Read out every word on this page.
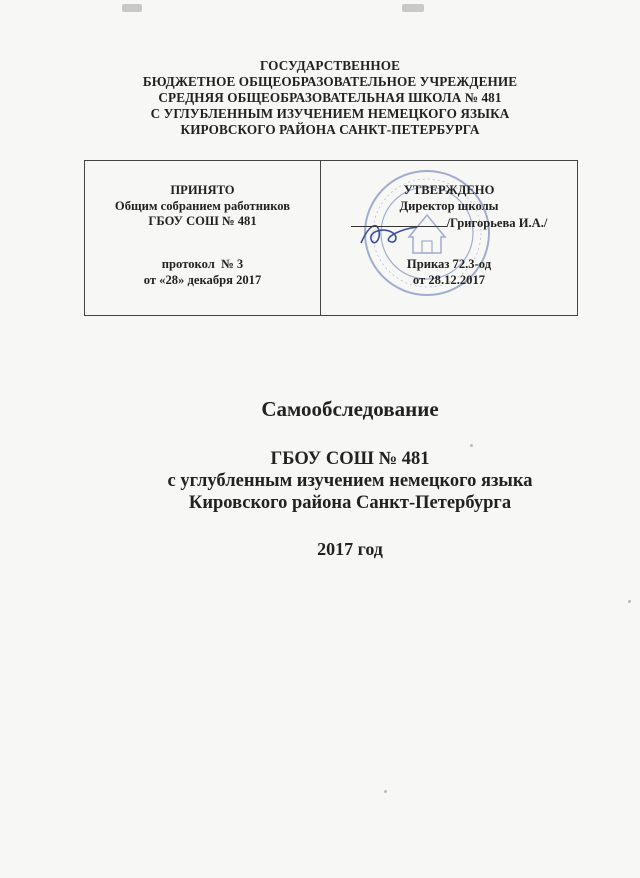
ГОСУДАРСТВЕННОЕ
БЮДЖЕТНОЕ ОБЩЕОБРАЗОВАТЕЛЬНОЕ УЧРЕЖДЕНИЕ
СРЕДНЯЯ ОБЩЕОБРАЗОВАТЕЛЬНАЯ ШКОЛА № 481
С УГЛУБЛЕННЫМ ИЗУЧЕНИЕМ НЕМЕЦКОГО ЯЗЫКА
КИРОВСКОГО РАЙОНА САНКТ-ПЕТЕРБУРГА
ПРИНЯТО
Общим собранием работников
ГБОУ СОШ № 481
протокол  № 3
от «28» декабря 2017
УТВЕРЖДЕНО
Директор школы
/Григорьева И.А./
Приказ 72.3-од
от 28.12.2017
Самообследование
ГБОУ СОШ № 481
с углубленным изучением немецкого языка
Кировского района Санкт-Петербурга
2017 год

EXERCISE OBJECTIVE
Output every entry exactly as given; pictures are not part of the copy.

SOLUTION TO THE PROBLEM
Read out every word on this page.
ГОСУДАРСТВЕННОЕ
БЮДЖЕТНОЕ ОБЩЕОБРАЗОВАТЕЛЬНОЕ УЧРЕЖДЕНИЕ
СРЕДНЯЯ ОБЩЕОБРАЗОВАТЕЛЬНАЯ ШКОЛА № 481
С УГЛУБЛЕННЫМ ИЗУЧЕНИЕМ НЕМЕЦКОГО ЯЗЫКА
КИРОВСКОГО РАЙОНА САНКТ-ПЕТЕРБУРГА
ПРИНЯТО
Общим собранием работников
ГБОУ СОШ № 481
протокол  № 3
от «28» декабря 2017
УТВЕРЖДЕНО
Директор школы
/Григорьева И.А./
Приказ 72.3-од
от 28.12.2017
Самообследование
ГБОУ СОШ № 481
с углубленным изучением немецкого языка
Кировского района Санкт-Петербурга
2017 год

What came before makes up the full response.